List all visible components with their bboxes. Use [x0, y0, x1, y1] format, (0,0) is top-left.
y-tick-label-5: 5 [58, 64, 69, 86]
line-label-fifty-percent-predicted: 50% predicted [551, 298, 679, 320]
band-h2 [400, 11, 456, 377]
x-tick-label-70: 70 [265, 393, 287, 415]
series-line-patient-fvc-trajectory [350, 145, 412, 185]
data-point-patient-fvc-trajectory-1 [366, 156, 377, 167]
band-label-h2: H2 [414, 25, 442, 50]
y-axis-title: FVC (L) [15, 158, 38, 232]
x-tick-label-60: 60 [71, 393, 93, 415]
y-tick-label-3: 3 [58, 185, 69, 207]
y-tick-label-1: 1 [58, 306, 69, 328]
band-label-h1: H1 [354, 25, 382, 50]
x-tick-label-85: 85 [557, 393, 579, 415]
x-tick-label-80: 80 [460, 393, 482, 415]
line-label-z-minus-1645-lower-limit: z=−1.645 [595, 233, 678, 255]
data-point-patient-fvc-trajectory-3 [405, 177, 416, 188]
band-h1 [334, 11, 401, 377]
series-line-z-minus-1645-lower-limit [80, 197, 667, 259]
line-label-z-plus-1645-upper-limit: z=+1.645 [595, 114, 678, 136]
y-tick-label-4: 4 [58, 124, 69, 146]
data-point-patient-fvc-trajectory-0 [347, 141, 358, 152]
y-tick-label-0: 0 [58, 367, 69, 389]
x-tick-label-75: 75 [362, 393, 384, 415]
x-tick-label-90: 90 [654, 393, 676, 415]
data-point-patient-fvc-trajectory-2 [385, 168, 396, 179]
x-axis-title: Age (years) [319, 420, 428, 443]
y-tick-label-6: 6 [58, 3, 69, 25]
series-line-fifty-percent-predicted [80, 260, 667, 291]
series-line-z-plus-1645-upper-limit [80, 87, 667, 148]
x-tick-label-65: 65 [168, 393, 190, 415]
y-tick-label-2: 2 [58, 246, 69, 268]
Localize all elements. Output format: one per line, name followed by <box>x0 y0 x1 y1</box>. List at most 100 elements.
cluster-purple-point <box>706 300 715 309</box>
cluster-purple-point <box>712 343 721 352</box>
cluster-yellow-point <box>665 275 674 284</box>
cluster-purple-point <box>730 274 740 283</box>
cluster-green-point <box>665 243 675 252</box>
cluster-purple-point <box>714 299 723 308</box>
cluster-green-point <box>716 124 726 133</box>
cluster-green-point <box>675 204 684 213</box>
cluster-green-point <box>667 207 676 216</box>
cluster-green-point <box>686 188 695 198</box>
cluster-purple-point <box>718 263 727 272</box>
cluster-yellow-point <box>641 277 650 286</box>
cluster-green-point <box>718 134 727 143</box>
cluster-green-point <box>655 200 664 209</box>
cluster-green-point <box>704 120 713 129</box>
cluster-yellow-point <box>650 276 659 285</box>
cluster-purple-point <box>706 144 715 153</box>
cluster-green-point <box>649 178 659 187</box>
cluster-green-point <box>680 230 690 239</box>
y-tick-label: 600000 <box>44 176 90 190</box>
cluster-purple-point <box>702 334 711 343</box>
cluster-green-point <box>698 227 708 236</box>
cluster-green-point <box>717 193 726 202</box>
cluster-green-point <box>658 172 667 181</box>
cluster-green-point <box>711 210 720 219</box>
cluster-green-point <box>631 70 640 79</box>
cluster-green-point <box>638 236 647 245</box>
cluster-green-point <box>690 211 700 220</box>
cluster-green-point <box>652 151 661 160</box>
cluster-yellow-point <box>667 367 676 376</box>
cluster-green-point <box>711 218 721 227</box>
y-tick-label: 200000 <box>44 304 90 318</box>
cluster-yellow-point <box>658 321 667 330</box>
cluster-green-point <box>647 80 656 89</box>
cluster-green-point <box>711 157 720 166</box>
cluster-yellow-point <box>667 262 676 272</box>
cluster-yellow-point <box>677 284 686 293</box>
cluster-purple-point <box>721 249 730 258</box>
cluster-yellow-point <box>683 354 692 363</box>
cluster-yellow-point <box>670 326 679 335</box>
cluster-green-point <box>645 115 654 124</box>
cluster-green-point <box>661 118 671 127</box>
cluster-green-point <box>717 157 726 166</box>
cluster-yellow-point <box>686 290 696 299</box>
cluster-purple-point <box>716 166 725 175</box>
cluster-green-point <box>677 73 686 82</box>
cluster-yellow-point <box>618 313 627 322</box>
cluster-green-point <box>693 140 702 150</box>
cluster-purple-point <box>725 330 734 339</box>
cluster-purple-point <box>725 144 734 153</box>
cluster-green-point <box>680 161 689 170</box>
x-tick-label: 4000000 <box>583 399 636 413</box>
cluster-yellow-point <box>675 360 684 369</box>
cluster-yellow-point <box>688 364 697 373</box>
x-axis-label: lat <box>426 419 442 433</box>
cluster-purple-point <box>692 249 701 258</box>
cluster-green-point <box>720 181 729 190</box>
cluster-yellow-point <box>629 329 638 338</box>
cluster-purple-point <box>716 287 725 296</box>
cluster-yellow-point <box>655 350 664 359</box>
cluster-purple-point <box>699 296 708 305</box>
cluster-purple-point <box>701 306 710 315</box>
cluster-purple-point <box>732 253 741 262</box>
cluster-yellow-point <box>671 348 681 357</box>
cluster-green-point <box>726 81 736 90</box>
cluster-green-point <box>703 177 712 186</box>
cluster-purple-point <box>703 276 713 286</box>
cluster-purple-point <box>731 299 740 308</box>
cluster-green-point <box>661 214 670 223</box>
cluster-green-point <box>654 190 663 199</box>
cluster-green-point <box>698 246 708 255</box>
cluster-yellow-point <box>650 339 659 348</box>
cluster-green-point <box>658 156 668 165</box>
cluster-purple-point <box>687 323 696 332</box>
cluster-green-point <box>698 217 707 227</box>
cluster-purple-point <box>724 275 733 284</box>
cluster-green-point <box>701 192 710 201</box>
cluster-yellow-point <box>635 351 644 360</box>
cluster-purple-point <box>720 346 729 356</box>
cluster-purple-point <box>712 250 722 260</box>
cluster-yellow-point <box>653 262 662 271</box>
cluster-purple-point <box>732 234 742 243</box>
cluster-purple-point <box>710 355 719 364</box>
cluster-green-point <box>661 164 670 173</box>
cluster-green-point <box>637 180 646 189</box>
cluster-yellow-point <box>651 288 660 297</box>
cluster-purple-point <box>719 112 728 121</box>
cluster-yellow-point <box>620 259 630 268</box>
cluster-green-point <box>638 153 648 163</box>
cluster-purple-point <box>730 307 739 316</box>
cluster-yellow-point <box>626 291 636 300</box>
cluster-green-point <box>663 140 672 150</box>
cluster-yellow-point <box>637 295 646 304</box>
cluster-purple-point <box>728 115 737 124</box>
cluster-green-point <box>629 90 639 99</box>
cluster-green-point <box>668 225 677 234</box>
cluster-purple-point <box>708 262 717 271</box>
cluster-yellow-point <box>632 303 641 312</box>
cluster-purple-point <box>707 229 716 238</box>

══════════

Across all the records, swap every "cluster-purple-point" for "cluster-violet-point" and keep everything else the same.

Solution to this exercise ->
List all visible components with their bboxes. Use [x0, y0, x1, y1] format, (0,0) is top-left.
y-tick-label-5: 5 [58, 64, 69, 86]
line-label-fifty-percent-predicted: 50% predicted [551, 298, 679, 320]
band-h2 [400, 11, 456, 377]
x-tick-label-70: 70 [265, 393, 287, 415]
series-line-patient-fvc-trajectory [350, 145, 412, 185]
data-point-patient-fvc-trajectory-1 [366, 156, 377, 167]
band-label-h2: H2 [414, 25, 442, 50]
y-axis-title: FVC (L) [15, 158, 38, 232]
x-tick-label-60: 60 [71, 393, 93, 415]
y-tick-label-3: 3 [58, 185, 69, 207]
y-tick-label-1: 1 [58, 306, 69, 328]
band-label-h1: H1 [354, 25, 382, 50]
x-tick-label-85: 85 [557, 393, 579, 415]
x-tick-label-80: 80 [460, 393, 482, 415]
line-label-z-minus-1645-lower-limit: z=−1.645 [595, 233, 678, 255]
data-point-patient-fvc-trajectory-3 [405, 177, 416, 188]
band-h1 [334, 11, 401, 377]
series-line-z-minus-1645-lower-limit [80, 197, 667, 259]
line-label-z-plus-1645-upper-limit: z=+1.645 [595, 114, 678, 136]
y-tick-label-4: 4 [58, 124, 69, 146]
data-point-patient-fvc-trajectory-0 [347, 141, 358, 152]
y-tick-label-0: 0 [58, 367, 69, 389]
x-tick-label-75: 75 [362, 393, 384, 415]
x-tick-label-90: 90 [654, 393, 676, 415]
data-point-patient-fvc-trajectory-2 [385, 168, 396, 179]
x-axis-title: Age (years) [319, 420, 428, 443]
y-tick-label-6: 6 [58, 3, 69, 25]
series-line-fifty-percent-predicted [80, 260, 667, 291]
series-line-z-plus-1645-upper-limit [80, 87, 667, 148]
x-tick-label-65: 65 [168, 393, 190, 415]
y-tick-label-2: 2 [58, 246, 69, 268]
Localize all elements. Output format: one per line, name followed by <box>x0 y0 x1 y1</box>. List at most 100 elements.
cluster-violet-point <box>706 300 715 309</box>
cluster-violet-point <box>712 343 721 352</box>
cluster-yellow-point <box>665 275 674 284</box>
cluster-violet-point <box>730 274 740 283</box>
cluster-green-point <box>665 243 675 252</box>
cluster-violet-point <box>714 299 723 308</box>
cluster-green-point <box>716 124 726 133</box>
cluster-green-point <box>675 204 684 213</box>
cluster-green-point <box>667 207 676 216</box>
cluster-green-point <box>686 188 695 198</box>
cluster-violet-point <box>718 263 727 272</box>
cluster-yellow-point <box>641 277 650 286</box>
cluster-green-point <box>718 134 727 143</box>
cluster-green-point <box>655 200 664 209</box>
cluster-green-point <box>704 120 713 129</box>
cluster-yellow-point <box>650 276 659 285</box>
cluster-violet-point <box>706 144 715 153</box>
cluster-green-point <box>649 178 659 187</box>
cluster-green-point <box>680 230 690 239</box>
y-tick-label: 600000 <box>44 176 90 190</box>
cluster-violet-point <box>702 334 711 343</box>
cluster-green-point <box>698 227 708 236</box>
cluster-green-point <box>717 193 726 202</box>
cluster-green-point <box>658 172 667 181</box>
cluster-green-point <box>711 210 720 219</box>
cluster-green-point <box>631 70 640 79</box>
cluster-green-point <box>638 236 647 245</box>
cluster-green-point <box>690 211 700 220</box>
cluster-green-point <box>652 151 661 160</box>
cluster-yellow-point <box>667 367 676 376</box>
cluster-green-point <box>711 218 721 227</box>
y-tick-label: 200000 <box>44 304 90 318</box>
cluster-yellow-point <box>658 321 667 330</box>
cluster-green-point <box>647 80 656 89</box>
cluster-green-point <box>711 157 720 166</box>
cluster-yellow-point <box>667 262 676 272</box>
cluster-yellow-point <box>677 284 686 293</box>
cluster-violet-point <box>721 249 730 258</box>
cluster-yellow-point <box>683 354 692 363</box>
cluster-yellow-point <box>670 326 679 335</box>
cluster-green-point <box>645 115 654 124</box>
cluster-green-point <box>661 118 671 127</box>
cluster-green-point <box>717 157 726 166</box>
cluster-yellow-point <box>686 290 696 299</box>
cluster-violet-point <box>716 166 725 175</box>
cluster-green-point <box>677 73 686 82</box>
cluster-yellow-point <box>618 313 627 322</box>
cluster-green-point <box>693 140 702 150</box>
cluster-violet-point <box>725 330 734 339</box>
cluster-violet-point <box>725 144 734 153</box>
cluster-green-point <box>680 161 689 170</box>
x-tick-label: 4000000 <box>583 399 636 413</box>
cluster-yellow-point <box>675 360 684 369</box>
cluster-yellow-point <box>688 364 697 373</box>
x-axis-label: lat <box>426 419 442 433</box>
cluster-violet-point <box>692 249 701 258</box>
cluster-green-point <box>720 181 729 190</box>
cluster-yellow-point <box>629 329 638 338</box>
cluster-violet-point <box>716 287 725 296</box>
cluster-yellow-point <box>655 350 664 359</box>
cluster-violet-point <box>699 296 708 305</box>
cluster-violet-point <box>701 306 710 315</box>
cluster-violet-point <box>732 253 741 262</box>
cluster-yellow-point <box>671 348 681 357</box>
cluster-green-point <box>726 81 736 90</box>
cluster-green-point <box>703 177 712 186</box>
cluster-violet-point <box>703 276 713 286</box>
cluster-violet-point <box>731 299 740 308</box>
cluster-green-point <box>661 214 670 223</box>
cluster-green-point <box>654 190 663 199</box>
cluster-green-point <box>698 246 708 255</box>
cluster-yellow-point <box>650 339 659 348</box>
cluster-green-point <box>658 156 668 165</box>
cluster-violet-point <box>687 323 696 332</box>
cluster-green-point <box>698 217 707 227</box>
cluster-violet-point <box>724 275 733 284</box>
cluster-green-point <box>701 192 710 201</box>
cluster-yellow-point <box>635 351 644 360</box>
cluster-violet-point <box>720 346 729 356</box>
cluster-violet-point <box>712 250 722 260</box>
cluster-yellow-point <box>653 262 662 271</box>
cluster-violet-point <box>732 234 742 243</box>
cluster-violet-point <box>710 355 719 364</box>
cluster-green-point <box>661 164 670 173</box>
cluster-green-point <box>637 180 646 189</box>
cluster-yellow-point <box>651 288 660 297</box>
cluster-violet-point <box>719 112 728 121</box>
cluster-yellow-point <box>620 259 630 268</box>
cluster-green-point <box>638 153 648 163</box>
cluster-violet-point <box>730 307 739 316</box>
cluster-yellow-point <box>626 291 636 300</box>
cluster-green-point <box>663 140 672 150</box>
cluster-yellow-point <box>637 295 646 304</box>
cluster-violet-point <box>728 115 737 124</box>
cluster-green-point <box>629 90 639 99</box>
cluster-green-point <box>668 225 677 234</box>
cluster-violet-point <box>708 262 717 271</box>
cluster-yellow-point <box>632 303 641 312</box>
cluster-violet-point <box>707 229 716 238</box>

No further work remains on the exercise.